Excerpt from a dataset

········

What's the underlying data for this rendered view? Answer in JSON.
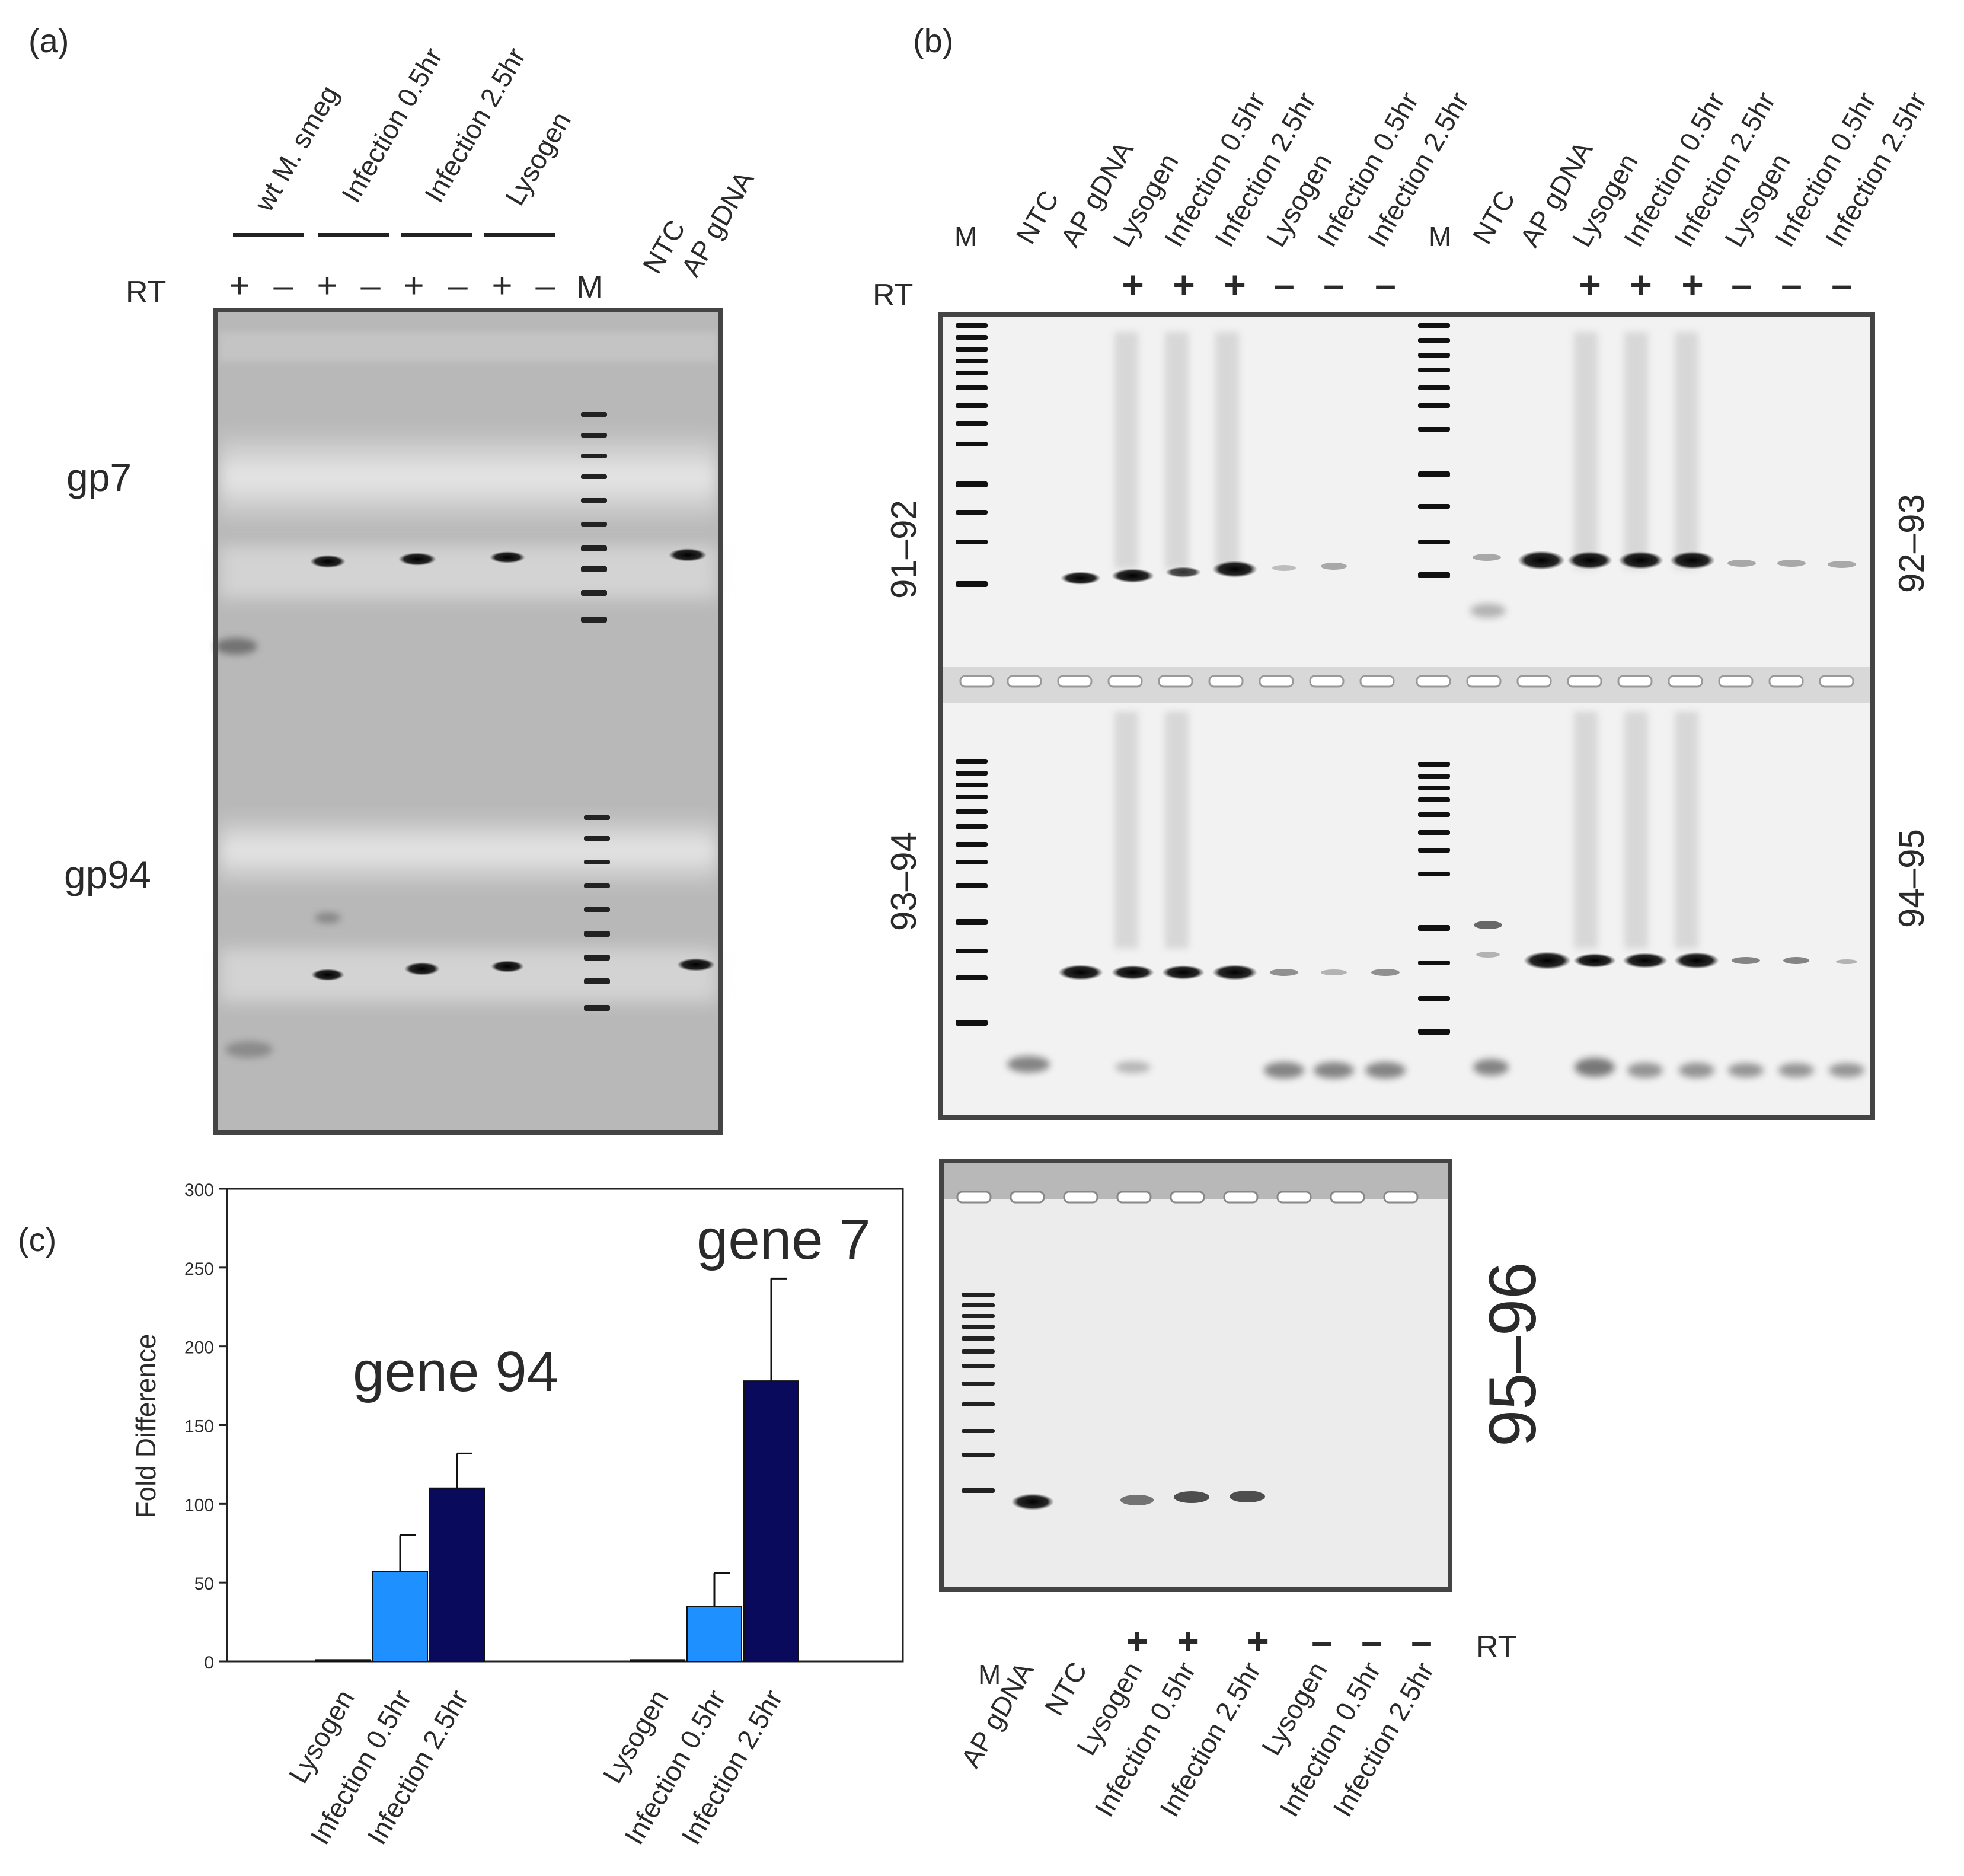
{
  "panels": {
    "a": {
      "label": "(a)",
      "groups": [
        "wt M. smeg",
        "Infection 0.5hr",
        "Infection 2.5hr",
        "Lysogen"
      ],
      "extra_lanes": [
        "NTC",
        "AP gDNA"
      ],
      "rt_label": "RT",
      "rt_signs": [
        "+",
        "–",
        "+",
        "–",
        "+",
        "–",
        "+",
        "–"
      ],
      "marker": "M",
      "rows": [
        "gp7",
        "gp94"
      ]
    },
    "b": {
      "label": "(b)",
      "top_lanes": [
        "M",
        "NTC",
        "AP gDNA",
        "Lysogen",
        "Infection 0.5hr",
        "Infection 2.5hr",
        "Lysogen",
        "Infection 0.5hr",
        "Infection 2.5hr"
      ],
      "rt_label": "RT",
      "rt_signs": [
        "+",
        "+",
        "+",
        "–",
        "–",
        "–"
      ],
      "region_labels": {
        "top_left": "91–92",
        "top_right": "92–93",
        "bottom_left": "93–94",
        "bottom_right": "94–95"
      },
      "lower_gel": {
        "region_label": "95–96",
        "rt_label": "RT",
        "rt_signs": [
          "+",
          "+",
          "+",
          "–",
          "–",
          "–"
        ],
        "lanes": [
          "M",
          "AP gDNA",
          "NTC",
          "Lysogen",
          "Infection 0.5hr",
          "Infection 2.5hr",
          "Lysogen",
          "Infection 0.5hr",
          "Infection 2.5hr"
        ]
      }
    },
    "c": {
      "label": "(c)",
      "chart_data": {
        "type": "bar",
        "ylabel": "Fold Difference",
        "ylim": [
          0,
          300
        ],
        "yticks": [
          0,
          50,
          100,
          150,
          200,
          250,
          300
        ],
        "groups": [
          {
            "name": "gene 94",
            "categories": [
              "Lysogen",
              "Infection 0.5hr",
              "Infection 2.5hr"
            ],
            "values": [
              1,
              57,
              110
            ],
            "errors": [
              0,
              23,
              22
            ]
          },
          {
            "name": "gene 7",
            "categories": [
              "Lysogen",
              "Infection 0.5hr",
              "Infection 2.5hr"
            ],
            "values": [
              1,
              35,
              178
            ],
            "errors": [
              0,
              21,
              65
            ]
          }
        ],
        "colors": [
          "#1a1a1a",
          "#1e90ff",
          "#0a0a5c"
        ]
      }
    }
  }
}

········

Each entry must be retyped word for word, with every image omitted.

[Problem solution]:
What's the underlying data for this rendered view? Answer in JSON.
{
  "panels": {
    "a": {
      "label": "(a)",
      "groups": [
        "wt M. smeg",
        "Infection 0.5hr",
        "Infection 2.5hr",
        "Lysogen"
      ],
      "extra_lanes": [
        "NTC",
        "AP gDNA"
      ],
      "rt_label": "RT",
      "rt_signs": [
        "+",
        "–",
        "+",
        "–",
        "+",
        "–",
        "+",
        "–"
      ],
      "marker": "M",
      "rows": [
        "gp7",
        "gp94"
      ]
    },
    "b": {
      "label": "(b)",
      "top_lanes": [
        "M",
        "NTC",
        "AP gDNA",
        "Lysogen",
        "Infection 0.5hr",
        "Infection 2.5hr",
        "Lysogen",
        "Infection 0.5hr",
        "Infection 2.5hr"
      ],
      "rt_label": "RT",
      "rt_signs": [
        "+",
        "+",
        "+",
        "–",
        "–",
        "–"
      ],
      "region_labels": {
        "top_left": "91–92",
        "top_right": "92–93",
        "bottom_left": "93–94",
        "bottom_right": "94–95"
      },
      "lower_gel": {
        "region_label": "95–96",
        "rt_label": "RT",
        "rt_signs": [
          "+",
          "+",
          "+",
          "–",
          "–",
          "–"
        ],
        "lanes": [
          "M",
          "AP gDNA",
          "NTC",
          "Lysogen",
          "Infection 0.5hr",
          "Infection 2.5hr",
          "Lysogen",
          "Infection 0.5hr",
          "Infection 2.5hr"
        ]
      }
    },
    "c": {
      "label": "(c)",
      "chart_data": {
        "type": "bar",
        "ylabel": "Fold Difference",
        "ylim": [
          0,
          300
        ],
        "yticks": [
          0,
          50,
          100,
          150,
          200,
          250,
          300
        ],
        "groups": [
          {
            "name": "gene 94",
            "categories": [
              "Lysogen",
              "Infection 0.5hr",
              "Infection 2.5hr"
            ],
            "values": [
              1,
              57,
              110
            ],
            "errors": [
              0,
              23,
              22
            ]
          },
          {
            "name": "gene 7",
            "categories": [
              "Lysogen",
              "Infection 0.5hr",
              "Infection 2.5hr"
            ],
            "values": [
              1,
              35,
              178
            ],
            "errors": [
              0,
              21,
              65
            ]
          }
        ],
        "colors": [
          "#1a1a1a",
          "#1e90ff",
          "#0a0a5c"
        ]
      }
    }
  }
}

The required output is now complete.